Your goal
Every entry below must appear again, exactly as written.

Material shown

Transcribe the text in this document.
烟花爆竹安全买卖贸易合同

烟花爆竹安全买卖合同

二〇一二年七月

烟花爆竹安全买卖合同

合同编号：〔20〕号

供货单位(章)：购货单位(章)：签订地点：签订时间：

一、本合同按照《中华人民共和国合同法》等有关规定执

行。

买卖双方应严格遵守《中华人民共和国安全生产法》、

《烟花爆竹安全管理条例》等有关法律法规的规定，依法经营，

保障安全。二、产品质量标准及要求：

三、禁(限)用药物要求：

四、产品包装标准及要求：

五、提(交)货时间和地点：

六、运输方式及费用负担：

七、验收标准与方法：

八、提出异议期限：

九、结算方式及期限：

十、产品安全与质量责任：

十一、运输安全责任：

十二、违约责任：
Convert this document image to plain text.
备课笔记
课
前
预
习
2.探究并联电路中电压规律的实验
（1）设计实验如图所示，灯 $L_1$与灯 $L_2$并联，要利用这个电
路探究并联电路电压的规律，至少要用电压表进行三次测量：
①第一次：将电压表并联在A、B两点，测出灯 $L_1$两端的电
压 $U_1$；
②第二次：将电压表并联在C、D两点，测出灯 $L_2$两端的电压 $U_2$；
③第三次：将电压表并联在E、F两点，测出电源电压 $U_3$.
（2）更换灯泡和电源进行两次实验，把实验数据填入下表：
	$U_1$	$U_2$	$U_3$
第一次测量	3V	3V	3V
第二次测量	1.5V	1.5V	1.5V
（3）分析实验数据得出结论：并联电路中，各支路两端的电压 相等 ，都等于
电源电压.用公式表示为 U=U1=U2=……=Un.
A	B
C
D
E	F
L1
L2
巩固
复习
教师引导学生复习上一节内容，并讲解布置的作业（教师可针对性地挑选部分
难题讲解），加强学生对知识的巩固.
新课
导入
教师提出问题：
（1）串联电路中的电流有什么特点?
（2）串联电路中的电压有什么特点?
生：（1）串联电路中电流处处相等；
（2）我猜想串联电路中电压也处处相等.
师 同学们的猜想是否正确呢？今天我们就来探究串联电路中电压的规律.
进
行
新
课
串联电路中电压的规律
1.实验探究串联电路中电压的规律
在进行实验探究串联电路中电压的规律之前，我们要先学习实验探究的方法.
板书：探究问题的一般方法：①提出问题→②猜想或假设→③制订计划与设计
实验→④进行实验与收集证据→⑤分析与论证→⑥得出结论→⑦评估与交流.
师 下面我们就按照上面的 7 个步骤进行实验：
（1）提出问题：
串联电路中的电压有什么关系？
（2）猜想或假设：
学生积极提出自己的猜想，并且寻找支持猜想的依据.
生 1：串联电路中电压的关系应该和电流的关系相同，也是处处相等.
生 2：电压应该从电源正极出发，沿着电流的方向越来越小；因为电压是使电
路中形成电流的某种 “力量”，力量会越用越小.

Task solution
Transcribe the text in this document.
烟花爆竹安全买卖贸易合同

烟花爆竹安全买卖合同

二〇一二年七月

烟花爆竹安全买卖合同

合同编号：〔20〕号

供货单位(章)：购货单位(章)：签订地点：签订时间：

一、本合同按照《中华人民共和国合同法》等有关规定执

行。

买卖双方应严格遵守《中华人民共和国安全生产法》、

《烟花爆竹安全管理条例》等有关法律法规的规定，依法经营，

保障安全。二、产品质量标准及要求：

三、禁(限)用药物要求：

四、产品包装标准及要求：

五、提(交)货时间和地点：

六、运输方式及费用负担：

七、验收标准与方法：

八、提出异议期限：

九、结算方式及期限：

十、产品安全与质量责任：

十一、运输安全责任：

十二、违约责任：
Convert this document image to plain text.
备课笔记
课
前
预
习
2.探究并联电路中电压规律的实验
（1）设计实验如图所示，灯 $L_1$与灯 $L_2$并联，要利用这个电
路探究并联电路电压的规律，至少要用电压表进行三次测量：
①第一次：将电压表并联在A、B两点，测出灯 $L_1$两端的电
压 $U_1$；
②第二次：将电压表并联在C、D两点，测出灯 $L_2$两端的电压 $U_2$；
③第三次：将电压表并联在E、F两点，测出电源电压 $U_3$.
（2）更换灯泡和电源进行两次实验，把实验数据填入下表：
	$U_1$	$U_2$	$U_3$
第一次测量	3V	3V	3V
第二次测量	1.5V	1.5V	1.5V
（3）分析实验数据得出结论：并联电路中，各支路两端的电压 相等 ，都等于
电源电压.用公式表示为 U=U1=U2=……=Un.
A	B
C
D
E	F
L1
L2
巩固
复习
教师引导学生复习上一节内容，并讲解布置的作业（教师可针对性地挑选部分
难题讲解），加强学生对知识的巩固.
新课
导入
教师提出问题：
（1）串联电路中的电流有什么特点?
（2）串联电路中的电压有什么特点?
生：（1）串联电路中电流处处相等；
（2）我猜想串联电路中电压也处处相等.
师 同学们的猜想是否正确呢？今天我们就来探究串联电路中电压的规律.
进
行
新
课
串联电路中电压的规律
1.实验探究串联电路中电压的规律
在进行实验探究串联电路中电压的规律之前，我们要先学习实验探究的方法.
板书：探究问题的一般方法：①提出问题→②猜想或假设→③制订计划与设计
实验→④进行实验与收集证据→⑤分析与论证→⑥得出结论→⑦评估与交流.
师 下面我们就按照上面的 7 个步骤进行实验：
（1）提出问题：
串联电路中的电压有什么关系？
（2）猜想或假设：
学生积极提出自己的猜想，并且寻找支持猜想的依据.
生 1：串联电路中电压的关系应该和电流的关系相同，也是处处相等.
生 2：电压应该从电源正极出发，沿着电流的方向越来越小；因为电压是使电
路中形成电流的某种 “力量”，力量会越用越小.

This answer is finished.